(Records from a data source)

****************************************

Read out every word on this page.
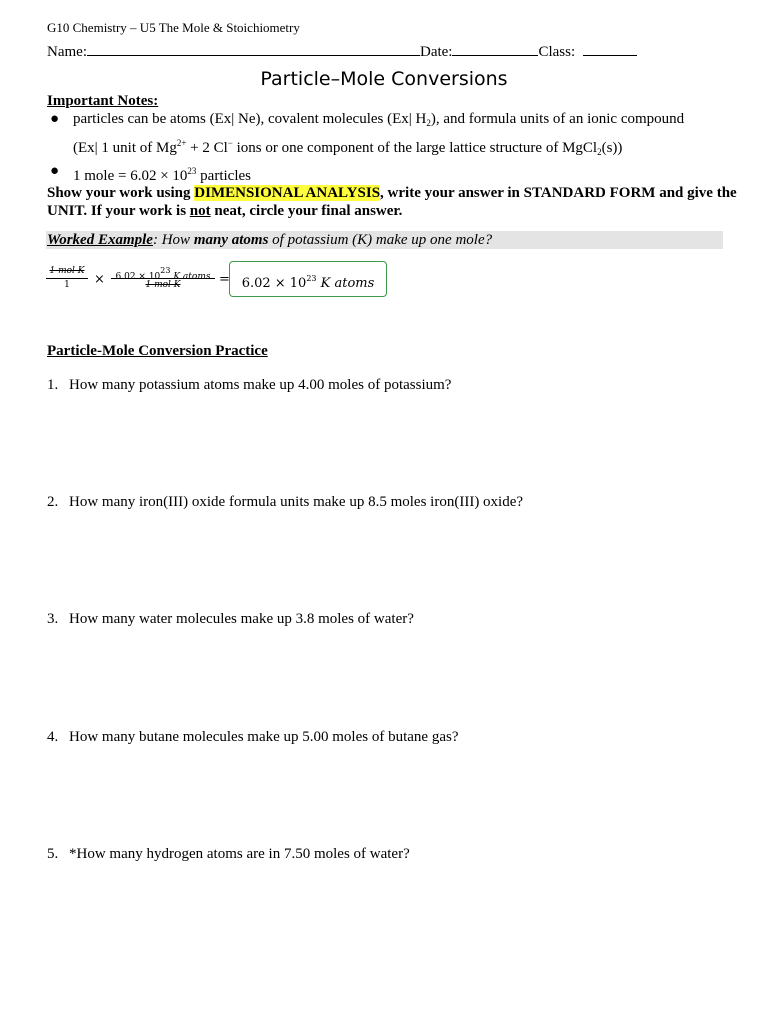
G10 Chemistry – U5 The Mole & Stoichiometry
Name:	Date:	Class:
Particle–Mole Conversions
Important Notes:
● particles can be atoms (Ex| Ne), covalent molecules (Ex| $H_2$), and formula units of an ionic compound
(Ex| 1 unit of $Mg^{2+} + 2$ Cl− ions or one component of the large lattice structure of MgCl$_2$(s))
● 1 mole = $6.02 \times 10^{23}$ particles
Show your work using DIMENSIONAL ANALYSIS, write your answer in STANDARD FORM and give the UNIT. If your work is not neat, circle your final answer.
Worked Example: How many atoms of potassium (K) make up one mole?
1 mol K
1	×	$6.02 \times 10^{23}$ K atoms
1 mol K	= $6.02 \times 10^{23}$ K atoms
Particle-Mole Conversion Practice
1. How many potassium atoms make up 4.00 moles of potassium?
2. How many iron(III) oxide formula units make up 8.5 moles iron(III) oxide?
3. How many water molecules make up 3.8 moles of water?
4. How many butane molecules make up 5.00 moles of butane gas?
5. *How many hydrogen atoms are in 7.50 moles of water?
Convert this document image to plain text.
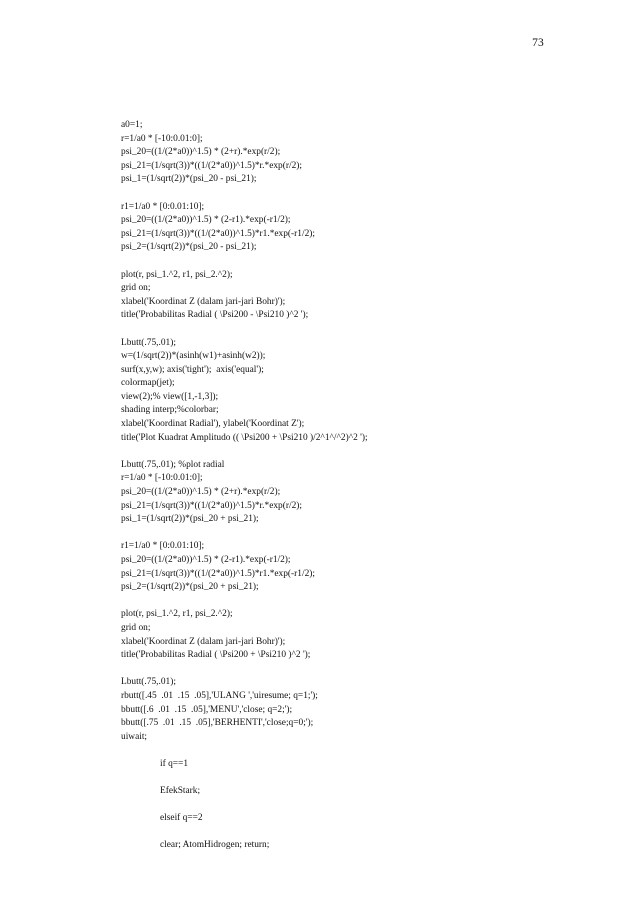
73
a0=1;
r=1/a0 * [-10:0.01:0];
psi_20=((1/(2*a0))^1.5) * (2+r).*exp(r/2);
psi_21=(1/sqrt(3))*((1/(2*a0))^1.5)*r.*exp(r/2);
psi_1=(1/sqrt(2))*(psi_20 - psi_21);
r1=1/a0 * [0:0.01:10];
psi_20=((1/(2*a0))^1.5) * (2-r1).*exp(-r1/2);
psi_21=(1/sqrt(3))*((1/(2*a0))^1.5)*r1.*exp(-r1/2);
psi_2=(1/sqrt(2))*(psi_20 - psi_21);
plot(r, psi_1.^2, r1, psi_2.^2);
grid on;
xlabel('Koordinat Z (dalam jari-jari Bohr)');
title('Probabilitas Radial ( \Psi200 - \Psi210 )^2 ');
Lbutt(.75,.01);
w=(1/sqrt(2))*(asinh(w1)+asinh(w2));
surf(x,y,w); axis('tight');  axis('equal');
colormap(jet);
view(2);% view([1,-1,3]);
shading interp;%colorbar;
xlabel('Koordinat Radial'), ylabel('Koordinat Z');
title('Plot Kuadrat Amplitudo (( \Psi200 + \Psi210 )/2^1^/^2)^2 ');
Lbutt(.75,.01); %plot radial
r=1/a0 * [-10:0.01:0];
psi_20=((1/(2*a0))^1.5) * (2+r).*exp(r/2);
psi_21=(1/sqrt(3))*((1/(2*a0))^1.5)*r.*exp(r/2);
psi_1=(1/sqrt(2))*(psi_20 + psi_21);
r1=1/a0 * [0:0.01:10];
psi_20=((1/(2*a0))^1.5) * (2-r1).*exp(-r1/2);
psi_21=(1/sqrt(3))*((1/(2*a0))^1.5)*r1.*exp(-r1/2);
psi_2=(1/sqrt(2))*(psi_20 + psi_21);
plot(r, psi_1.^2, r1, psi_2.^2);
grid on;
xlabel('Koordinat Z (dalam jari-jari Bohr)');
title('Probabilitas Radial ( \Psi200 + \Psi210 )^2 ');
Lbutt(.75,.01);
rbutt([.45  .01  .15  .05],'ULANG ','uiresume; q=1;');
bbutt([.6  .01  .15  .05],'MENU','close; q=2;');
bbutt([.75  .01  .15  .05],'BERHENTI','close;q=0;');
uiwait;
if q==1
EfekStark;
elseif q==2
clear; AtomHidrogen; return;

****************************************

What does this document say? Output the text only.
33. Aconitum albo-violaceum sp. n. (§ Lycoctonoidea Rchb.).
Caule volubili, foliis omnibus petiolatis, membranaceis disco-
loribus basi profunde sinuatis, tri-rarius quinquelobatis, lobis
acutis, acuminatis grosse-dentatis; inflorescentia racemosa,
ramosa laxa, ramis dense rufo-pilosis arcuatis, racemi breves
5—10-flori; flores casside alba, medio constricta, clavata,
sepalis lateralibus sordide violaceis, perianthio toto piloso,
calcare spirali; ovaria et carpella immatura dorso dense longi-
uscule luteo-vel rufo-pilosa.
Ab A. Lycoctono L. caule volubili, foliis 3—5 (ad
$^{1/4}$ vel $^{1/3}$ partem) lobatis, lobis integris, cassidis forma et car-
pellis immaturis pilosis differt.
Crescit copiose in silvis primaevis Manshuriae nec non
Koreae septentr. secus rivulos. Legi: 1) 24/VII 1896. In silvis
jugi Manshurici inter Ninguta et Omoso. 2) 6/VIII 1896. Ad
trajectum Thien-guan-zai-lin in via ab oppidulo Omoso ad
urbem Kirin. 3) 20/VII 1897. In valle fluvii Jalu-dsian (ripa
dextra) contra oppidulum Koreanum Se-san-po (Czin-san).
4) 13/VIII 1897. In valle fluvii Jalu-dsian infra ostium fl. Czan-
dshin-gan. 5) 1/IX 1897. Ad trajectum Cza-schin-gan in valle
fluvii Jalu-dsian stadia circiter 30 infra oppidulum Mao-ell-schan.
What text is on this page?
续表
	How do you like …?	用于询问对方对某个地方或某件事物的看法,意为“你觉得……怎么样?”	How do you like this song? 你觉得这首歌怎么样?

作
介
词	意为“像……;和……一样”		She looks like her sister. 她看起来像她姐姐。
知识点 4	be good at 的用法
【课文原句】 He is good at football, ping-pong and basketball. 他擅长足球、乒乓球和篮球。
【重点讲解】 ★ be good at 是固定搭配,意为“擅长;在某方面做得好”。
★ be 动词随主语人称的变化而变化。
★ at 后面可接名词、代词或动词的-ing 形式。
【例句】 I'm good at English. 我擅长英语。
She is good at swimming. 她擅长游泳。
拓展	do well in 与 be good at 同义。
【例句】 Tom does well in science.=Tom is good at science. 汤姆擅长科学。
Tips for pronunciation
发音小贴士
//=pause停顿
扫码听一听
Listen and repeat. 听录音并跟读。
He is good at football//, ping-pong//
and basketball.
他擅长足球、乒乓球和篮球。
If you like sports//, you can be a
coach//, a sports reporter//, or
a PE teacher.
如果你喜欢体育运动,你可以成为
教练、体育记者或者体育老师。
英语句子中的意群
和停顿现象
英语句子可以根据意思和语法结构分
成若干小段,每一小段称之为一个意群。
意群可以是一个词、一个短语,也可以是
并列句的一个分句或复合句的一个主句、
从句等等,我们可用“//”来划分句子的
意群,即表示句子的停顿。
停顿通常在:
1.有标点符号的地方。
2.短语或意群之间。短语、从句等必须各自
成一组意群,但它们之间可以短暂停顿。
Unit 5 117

****************************************

» STATED GOAL
List all lines in the material containing the string "trajectum".

» EXERCISE RESPONSE
trajectum Thien-guan-zai-lin in via ab oppidulo Omoso ad
dshin-gan. 5) 1/IX 1897. Ad trajectum Cza-schin-gan in valle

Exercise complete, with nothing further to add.